Transcribe every entry word for word, leaving out all images.
----
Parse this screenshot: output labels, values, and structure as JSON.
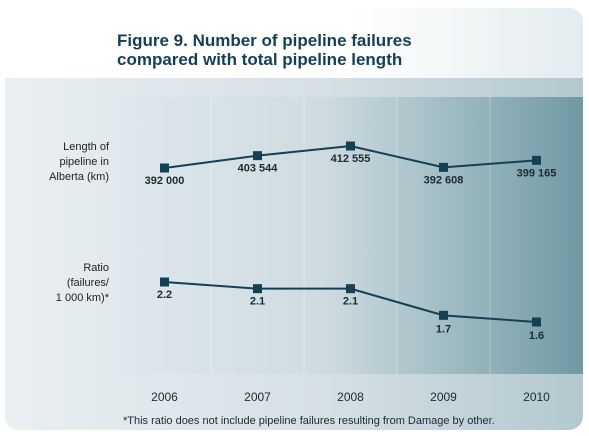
{
  "title_line1": "Figure 9. Number of pipeline failures",
  "title_line2": "compared with total pipeline length",
  "footnote": "*This ratio does not include pipeline failures resulting from Damage by other.",
  "chart_data": {
    "type": "line",
    "x": [
      "2006",
      "2007",
      "2008",
      "2009",
      "2010"
    ],
    "series": [
      {
        "name_lines": [
          "Length of",
          "pipeline in",
          "Alberta (km)"
        ],
        "values": [
          392000,
          403544,
          412555,
          392608,
          399165
        ],
        "labels": [
          "392 000",
          "403 544",
          "412 555",
          "392 608",
          "399 165"
        ]
      },
      {
        "name_lines": [
          "Ratio",
          "(failures/",
          "1 000 km)*"
        ],
        "values": [
          2.2,
          2.1,
          2.1,
          1.7,
          1.6
        ],
        "labels": [
          "2.2",
          "2.1",
          "2.1",
          "1.7",
          "1.6"
        ]
      }
    ],
    "colors": {
      "line": "#143f55",
      "band_light": "#dfe8ec",
      "band_dark": "#6f99a3"
    }
  }
}
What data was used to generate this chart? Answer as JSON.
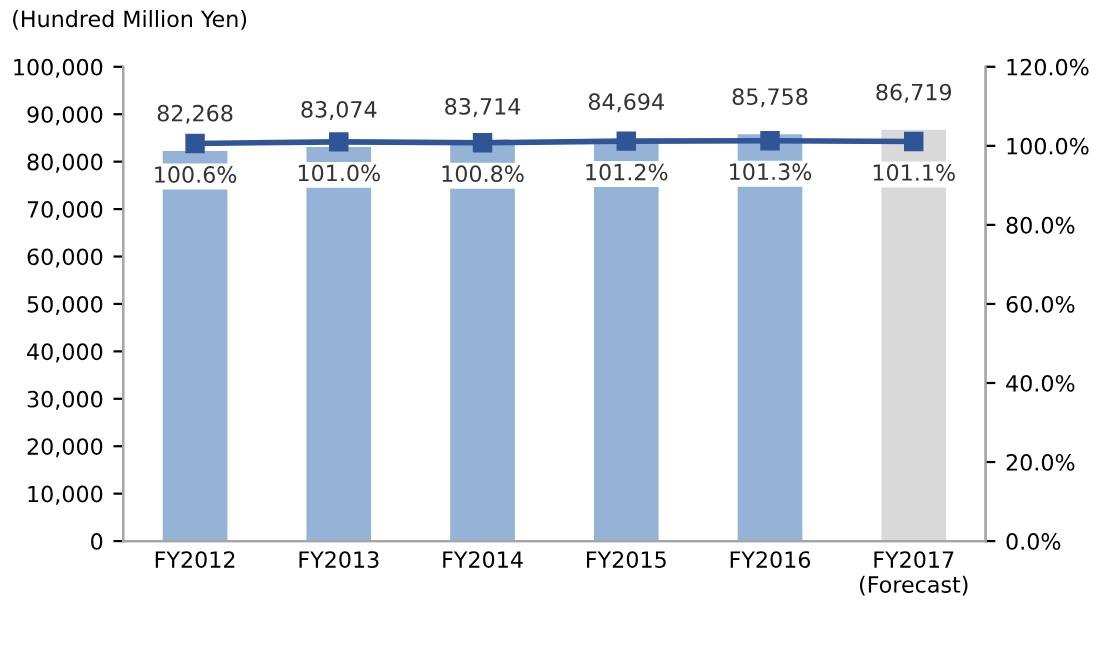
{
  "chart_data": {
    "type": "bar",
    "ylabel": "(Hundred Million Yen)",
    "categories": [
      "FY2012",
      "FY2013",
      "FY2014",
      "FY2015",
      "FY2016",
      "FY2017\n(Forecast)"
    ],
    "series": [
      {
        "colors": [
          "#95b3d7",
          "#95b3d7",
          "#95b3d7",
          "#95b3d7",
          "#95b3d7",
          "#d9d9d9"
        ],
        "values": [
          82268,
          83074,
          83714,
          84694,
          85758,
          86719
        ],
        "value_labels": [
          "82,268",
          "83,074",
          "83,714",
          "84,694",
          "85,758",
          "86,719"
        ]
      },
      {
        "type": "line",
        "axis": "y2",
        "color": "#2f5597",
        "values": [
          100.6,
          101.0,
          100.8,
          101.2,
          101.3,
          101.1
        ],
        "value_labels": [
          "100.6%",
          "101.0%",
          "100.8%",
          "101.2%",
          "101.3%",
          "101.1%"
        ],
        "marker": "square"
      }
    ],
    "ylim": [
      0,
      100000
    ],
    "yticks": [
      0,
      {
        "value": 10000,
        "label": "10,000"
      },
      {
        "value": 20000,
        "label": "20,000"
      },
      {
        "value": 30000,
        "label": "30,000"
      },
      {
        "value": 40000,
        "label": "40,000"
      },
      {
        "value": 50000,
        "label": "50,000"
      },
      {
        "value": 60000,
        "label": "60,000"
      },
      {
        "value": 70000,
        "label": "70,000"
      },
      {
        "value": 80000,
        "label": "80,000"
      },
      {
        "value": 90000,
        "label": "90,000"
      },
      {
        "value": 100000,
        "label": "100,000"
      }
    ],
    "y2lim": [
      0,
      120
    ],
    "y2ticks": [
      {
        "value": 0,
        "label": "0.0%"
      },
      {
        "value": 20,
        "label": "20.0%"
      },
      {
        "value": 40,
        "label": "40.0%"
      },
      {
        "value": 60,
        "label": "60.0%"
      },
      {
        "value": 80,
        "label": "80.0%"
      },
      {
        "value": 100,
        "label": "100.0%"
      },
      {
        "value": 120,
        "label": "120.0%"
      }
    ],
    "grid": false,
    "legend": false
  }
}
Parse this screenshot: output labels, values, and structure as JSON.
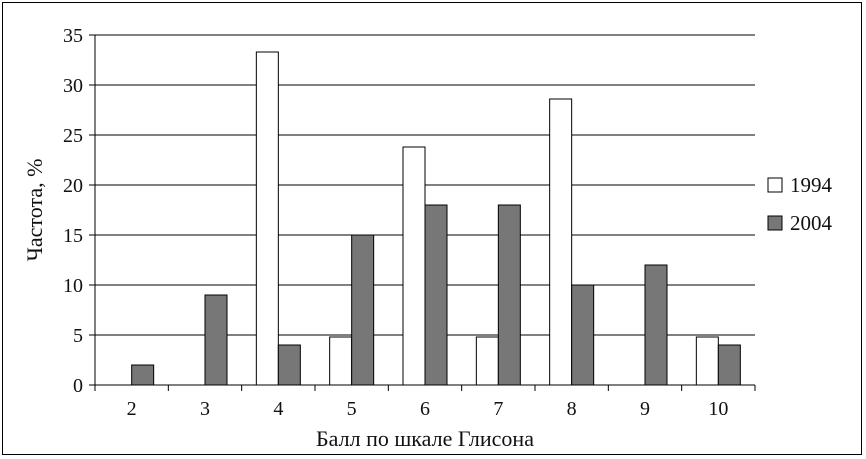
{
  "chart_data": {
    "type": "bar",
    "categories": [
      "2",
      "3",
      "4",
      "5",
      "6",
      "7",
      "8",
      "9",
      "10"
    ],
    "series": [
      {
        "name": "1994",
        "color": "#ffffff",
        "values": [
          0,
          0,
          33.3,
          4.8,
          23.8,
          4.8,
          28.6,
          0,
          4.8
        ]
      },
      {
        "name": "2004",
        "color": "#777777",
        "values": [
          2,
          9,
          4,
          15,
          18,
          18,
          10,
          12,
          4
        ]
      }
    ],
    "xlabel": "Балл по шкале Глисона",
    "ylabel": "Частота, %",
    "ylim": [
      0,
      35
    ],
    "yticks": [
      0,
      5,
      10,
      15,
      20,
      25,
      30,
      35
    ],
    "grid": true,
    "legend_position": "right"
  }
}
----
# [Exercise result]
Parse this screenshot: output labels, values, and structure as JSON.
{
  "title_line1": "Figure 9. Number of pipeline failures",
  "title_line2": "compared with total pipeline length",
  "footnote": "*This ratio does not include pipeline failures resulting from Damage by other.",
  "chart_data": {
    "type": "line",
    "x": [
      "2006",
      "2007",
      "2008",
      "2009",
      "2010"
    ],
    "series": [
      {
        "name_lines": [
          "Length of",
          "pipeline in",
          "Alberta (km)"
        ],
        "values": [
          392000,
          403544,
          412555,
          392608,
          399165
        ],
        "labels": [
          "392 000",
          "403 544",
          "412 555",
          "392 608",
          "399 165"
        ]
      },
      {
        "name_lines": [
          "Ratio",
          "(failures/",
          "1 000 km)*"
        ],
        "values": [
          2.2,
          2.1,
          2.1,
          1.7,
          1.6
        ],
        "labels": [
          "2.2",
          "2.1",
          "2.1",
          "1.7",
          "1.6"
        ]
      }
    ],
    "colors": {
      "line": "#143f55",
      "band_light": "#dfe8ec",
      "band_dark": "#6f99a3"
    }
  }
}
What data was used to generate this chart? Answer as JSON.
{
  "chart_data": {
    "type": "bar",
    "ylabel": "(Hundred Million Yen)",
    "categories": [
      "FY2012",
      "FY2013",
      "FY2014",
      "FY2015",
      "FY2016",
      "FY2017\n(Forecast)"
    ],
    "series": [
      {
        "colors": [
          "#95b3d7",
          "#95b3d7",
          "#95b3d7",
          "#95b3d7",
          "#95b3d7",
          "#d9d9d9"
        ],
        "values": [
          82268,
          83074,
          83714,
          84694,
          85758,
          86719
        ],
        "value_labels": [
          "82,268",
          "83,074",
          "83,714",
          "84,694",
          "85,758",
          "86,719"
        ]
      },
      {
        "type": "line",
        "axis": "y2",
        "color": "#2f5597",
        "values": [
          100.6,
          101.0,
          100.8,
          101.2,
          101.3,
          101.1
        ],
        "value_labels": [
          "100.6%",
          "101.0%",
          "100.8%",
          "101.2%",
          "101.3%",
          "101.1%"
        ],
        "marker": "square"
      }
    ],
    "ylim": [
      0,
      100000
    ],
    "yticks": [
      0,
      {
        "value": 10000,
        "label": "10,000"
      },
      {
        "value": 20000,
        "label": "20,000"
      },
      {
        "value": 30000,
        "label": "30,000"
      },
      {
        "value": 40000,
        "label": "40,000"
      },
      {
        "value": 50000,
        "label": "50,000"
      },
      {
        "value": 60000,
        "label": "60,000"
      },
      {
        "value": 70000,
        "label": "70,000"
      },
      {
        "value": 80000,
        "label": "80,000"
      },
      {
        "value": 90000,
        "label": "90,000"
      },
      {
        "value": 100000,
        "label": "100,000"
      }
    ],
    "y2lim": [
      0,
      120
    ],
    "y2ticks": [
      {
        "value": 0,
        "label": "0.0%"
      },
      {
        "value": 20,
        "label": "20.0%"
      },
      {
        "value": 40,
        "label": "40.0%"
      },
      {
        "value": 60,
        "label": "60.0%"
      },
      {
        "value": 80,
        "label": "80.0%"
      },
      {
        "value": 100,
        "label": "100.0%"
      },
      {
        "value": 120,
        "label": "120.0%"
      }
    ],
    "grid": false,
    "legend": false
  }
}
Parse this screenshot: output labels, values, and structure as JSON.
{
  "chart_data": {
    "type": "bar",
    "categories": [
      "2",
      "3",
      "4",
      "5",
      "6",
      "7",
      "8",
      "9",
      "10"
    ],
    "series": [
      {
        "name": "1994",
        "color": "#ffffff",
        "values": [
          0,
          0,
          33.3,
          4.8,
          23.8,
          4.8,
          28.6,
          0,
          4.8
        ]
      },
      {
        "name": "2004",
        "color": "#777777",
        "values": [
          2,
          9,
          4,
          15,
          18,
          18,
          10,
          12,
          4
        ]
      }
    ],
    "xlabel": "Балл по шкале Глисона",
    "ylabel": "Частота, %",
    "ylim": [
      0,
      35
    ],
    "yticks": [
      0,
      5,
      10,
      15,
      20,
      25,
      30,
      35
    ],
    "grid": true,
    "legend_position": "right"
  }
}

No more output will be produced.